Dataset excerpt
::::::::

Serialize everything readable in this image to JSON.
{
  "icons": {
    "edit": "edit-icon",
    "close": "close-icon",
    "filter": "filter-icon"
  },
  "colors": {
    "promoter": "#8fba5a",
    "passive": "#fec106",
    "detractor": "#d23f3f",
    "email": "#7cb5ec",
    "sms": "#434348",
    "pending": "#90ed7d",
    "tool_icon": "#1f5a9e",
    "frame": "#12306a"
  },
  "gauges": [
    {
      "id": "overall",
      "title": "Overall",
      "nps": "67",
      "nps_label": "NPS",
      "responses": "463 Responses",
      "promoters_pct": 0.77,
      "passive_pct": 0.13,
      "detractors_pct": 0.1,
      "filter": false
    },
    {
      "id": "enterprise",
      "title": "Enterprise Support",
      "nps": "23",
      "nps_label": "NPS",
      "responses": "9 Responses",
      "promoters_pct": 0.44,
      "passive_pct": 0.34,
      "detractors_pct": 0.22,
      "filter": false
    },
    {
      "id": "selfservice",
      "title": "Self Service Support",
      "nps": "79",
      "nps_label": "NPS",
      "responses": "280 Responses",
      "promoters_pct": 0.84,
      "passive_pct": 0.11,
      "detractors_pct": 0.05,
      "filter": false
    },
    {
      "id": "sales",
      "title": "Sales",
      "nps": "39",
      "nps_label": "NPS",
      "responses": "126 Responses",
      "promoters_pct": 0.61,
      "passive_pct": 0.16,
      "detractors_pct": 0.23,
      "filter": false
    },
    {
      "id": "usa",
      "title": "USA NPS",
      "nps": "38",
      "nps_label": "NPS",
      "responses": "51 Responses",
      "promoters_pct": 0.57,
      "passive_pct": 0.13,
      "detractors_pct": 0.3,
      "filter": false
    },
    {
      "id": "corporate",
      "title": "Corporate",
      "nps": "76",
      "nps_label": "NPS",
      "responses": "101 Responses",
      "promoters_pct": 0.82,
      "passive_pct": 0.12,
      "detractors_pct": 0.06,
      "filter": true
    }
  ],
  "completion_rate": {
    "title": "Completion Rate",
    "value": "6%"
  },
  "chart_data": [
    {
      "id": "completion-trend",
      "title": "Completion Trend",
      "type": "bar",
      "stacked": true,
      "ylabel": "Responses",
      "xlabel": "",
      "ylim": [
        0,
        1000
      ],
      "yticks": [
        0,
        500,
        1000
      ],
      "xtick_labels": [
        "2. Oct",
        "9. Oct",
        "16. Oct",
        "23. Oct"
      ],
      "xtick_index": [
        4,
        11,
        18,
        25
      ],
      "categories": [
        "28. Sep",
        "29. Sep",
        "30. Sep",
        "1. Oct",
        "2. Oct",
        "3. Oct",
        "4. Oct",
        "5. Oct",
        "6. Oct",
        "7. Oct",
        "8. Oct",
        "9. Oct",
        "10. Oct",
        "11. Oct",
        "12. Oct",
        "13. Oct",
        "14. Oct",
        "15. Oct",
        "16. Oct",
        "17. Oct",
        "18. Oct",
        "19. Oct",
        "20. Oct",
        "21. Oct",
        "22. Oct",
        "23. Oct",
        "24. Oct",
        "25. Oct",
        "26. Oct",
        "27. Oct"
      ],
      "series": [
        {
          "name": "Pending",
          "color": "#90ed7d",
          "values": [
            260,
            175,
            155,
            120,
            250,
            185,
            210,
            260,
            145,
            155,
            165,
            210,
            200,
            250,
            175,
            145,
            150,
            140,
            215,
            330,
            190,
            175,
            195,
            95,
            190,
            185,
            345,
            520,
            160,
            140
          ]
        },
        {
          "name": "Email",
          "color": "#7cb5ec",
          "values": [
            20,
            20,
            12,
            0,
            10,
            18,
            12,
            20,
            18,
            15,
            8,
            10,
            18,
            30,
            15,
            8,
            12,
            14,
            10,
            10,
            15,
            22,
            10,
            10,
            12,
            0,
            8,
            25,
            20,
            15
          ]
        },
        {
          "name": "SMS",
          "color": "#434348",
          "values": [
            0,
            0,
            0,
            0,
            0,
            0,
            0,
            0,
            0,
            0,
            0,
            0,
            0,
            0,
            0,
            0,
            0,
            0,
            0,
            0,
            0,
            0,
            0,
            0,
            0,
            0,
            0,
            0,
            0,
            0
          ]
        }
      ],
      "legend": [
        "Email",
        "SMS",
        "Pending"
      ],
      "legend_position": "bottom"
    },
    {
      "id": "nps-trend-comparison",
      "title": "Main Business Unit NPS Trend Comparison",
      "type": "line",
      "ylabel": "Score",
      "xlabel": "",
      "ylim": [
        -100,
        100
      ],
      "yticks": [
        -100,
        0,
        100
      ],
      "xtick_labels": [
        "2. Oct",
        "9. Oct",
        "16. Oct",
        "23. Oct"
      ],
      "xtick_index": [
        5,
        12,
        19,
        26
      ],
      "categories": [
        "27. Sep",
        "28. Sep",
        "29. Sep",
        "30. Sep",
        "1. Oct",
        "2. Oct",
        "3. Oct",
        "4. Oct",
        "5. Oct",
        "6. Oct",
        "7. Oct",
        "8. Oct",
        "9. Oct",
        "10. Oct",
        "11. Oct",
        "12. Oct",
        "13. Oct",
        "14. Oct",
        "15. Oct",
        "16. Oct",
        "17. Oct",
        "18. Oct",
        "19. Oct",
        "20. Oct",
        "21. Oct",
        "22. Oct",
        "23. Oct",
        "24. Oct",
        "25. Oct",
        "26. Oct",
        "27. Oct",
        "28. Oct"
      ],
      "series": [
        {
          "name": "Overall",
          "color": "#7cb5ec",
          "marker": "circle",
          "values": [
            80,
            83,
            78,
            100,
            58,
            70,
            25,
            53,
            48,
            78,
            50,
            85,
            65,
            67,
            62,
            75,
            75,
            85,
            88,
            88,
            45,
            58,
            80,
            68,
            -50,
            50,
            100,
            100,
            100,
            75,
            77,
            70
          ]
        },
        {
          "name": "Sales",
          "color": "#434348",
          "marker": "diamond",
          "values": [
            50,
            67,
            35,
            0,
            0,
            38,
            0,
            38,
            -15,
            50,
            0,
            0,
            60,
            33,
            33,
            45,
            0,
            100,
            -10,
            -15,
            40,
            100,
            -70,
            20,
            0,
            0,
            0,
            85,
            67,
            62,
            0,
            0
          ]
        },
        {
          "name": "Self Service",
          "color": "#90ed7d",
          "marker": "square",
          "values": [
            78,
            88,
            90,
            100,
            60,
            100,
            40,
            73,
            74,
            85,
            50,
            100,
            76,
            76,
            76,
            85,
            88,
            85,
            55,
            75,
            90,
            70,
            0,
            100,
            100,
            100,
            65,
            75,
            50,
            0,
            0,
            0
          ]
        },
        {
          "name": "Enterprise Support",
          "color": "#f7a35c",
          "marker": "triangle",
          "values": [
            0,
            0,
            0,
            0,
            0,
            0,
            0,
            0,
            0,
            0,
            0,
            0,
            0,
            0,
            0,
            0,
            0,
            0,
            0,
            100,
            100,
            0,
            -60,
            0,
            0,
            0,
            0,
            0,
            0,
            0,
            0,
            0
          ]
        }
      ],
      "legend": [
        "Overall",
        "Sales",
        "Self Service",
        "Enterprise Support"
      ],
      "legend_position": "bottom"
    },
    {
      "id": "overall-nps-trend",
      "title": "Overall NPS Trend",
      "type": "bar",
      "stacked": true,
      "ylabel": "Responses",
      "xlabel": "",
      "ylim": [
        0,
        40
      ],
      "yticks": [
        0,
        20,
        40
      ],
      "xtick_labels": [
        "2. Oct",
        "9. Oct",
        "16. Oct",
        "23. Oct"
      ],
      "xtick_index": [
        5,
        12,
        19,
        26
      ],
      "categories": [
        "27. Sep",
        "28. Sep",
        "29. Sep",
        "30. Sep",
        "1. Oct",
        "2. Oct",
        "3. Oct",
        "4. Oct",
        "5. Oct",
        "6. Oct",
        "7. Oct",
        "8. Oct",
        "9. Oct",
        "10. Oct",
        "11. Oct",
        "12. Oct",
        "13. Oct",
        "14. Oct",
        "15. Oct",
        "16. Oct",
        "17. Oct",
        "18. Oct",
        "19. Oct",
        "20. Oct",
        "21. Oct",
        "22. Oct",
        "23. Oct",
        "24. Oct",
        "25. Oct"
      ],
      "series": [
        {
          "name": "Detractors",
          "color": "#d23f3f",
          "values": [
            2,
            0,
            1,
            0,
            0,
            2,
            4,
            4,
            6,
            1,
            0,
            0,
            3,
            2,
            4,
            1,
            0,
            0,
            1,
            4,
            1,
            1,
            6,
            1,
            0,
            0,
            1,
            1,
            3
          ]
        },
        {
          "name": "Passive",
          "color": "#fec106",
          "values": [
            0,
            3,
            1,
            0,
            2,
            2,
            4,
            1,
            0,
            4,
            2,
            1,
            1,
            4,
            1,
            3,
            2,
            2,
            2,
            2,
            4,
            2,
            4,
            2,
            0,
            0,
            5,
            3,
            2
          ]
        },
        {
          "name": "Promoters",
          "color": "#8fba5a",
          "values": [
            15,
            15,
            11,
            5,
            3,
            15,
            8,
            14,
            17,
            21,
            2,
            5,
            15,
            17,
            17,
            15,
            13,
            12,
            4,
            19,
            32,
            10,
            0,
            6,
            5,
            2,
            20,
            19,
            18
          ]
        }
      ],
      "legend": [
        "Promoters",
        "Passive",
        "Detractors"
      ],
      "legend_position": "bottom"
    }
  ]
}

::::::::

## What is expected
Copy out every line with the word "name".

## Solution for this exercise
          "name": "Pending",
          "name": "Email",
          "name": "SMS",
          "name": "Overall",
          "name": "Sales",
          "name": "Self Service",
          "name": "Enterprise Support",
          "name": "Detractors",
          "name": "Passive",
          "name": "Promoters",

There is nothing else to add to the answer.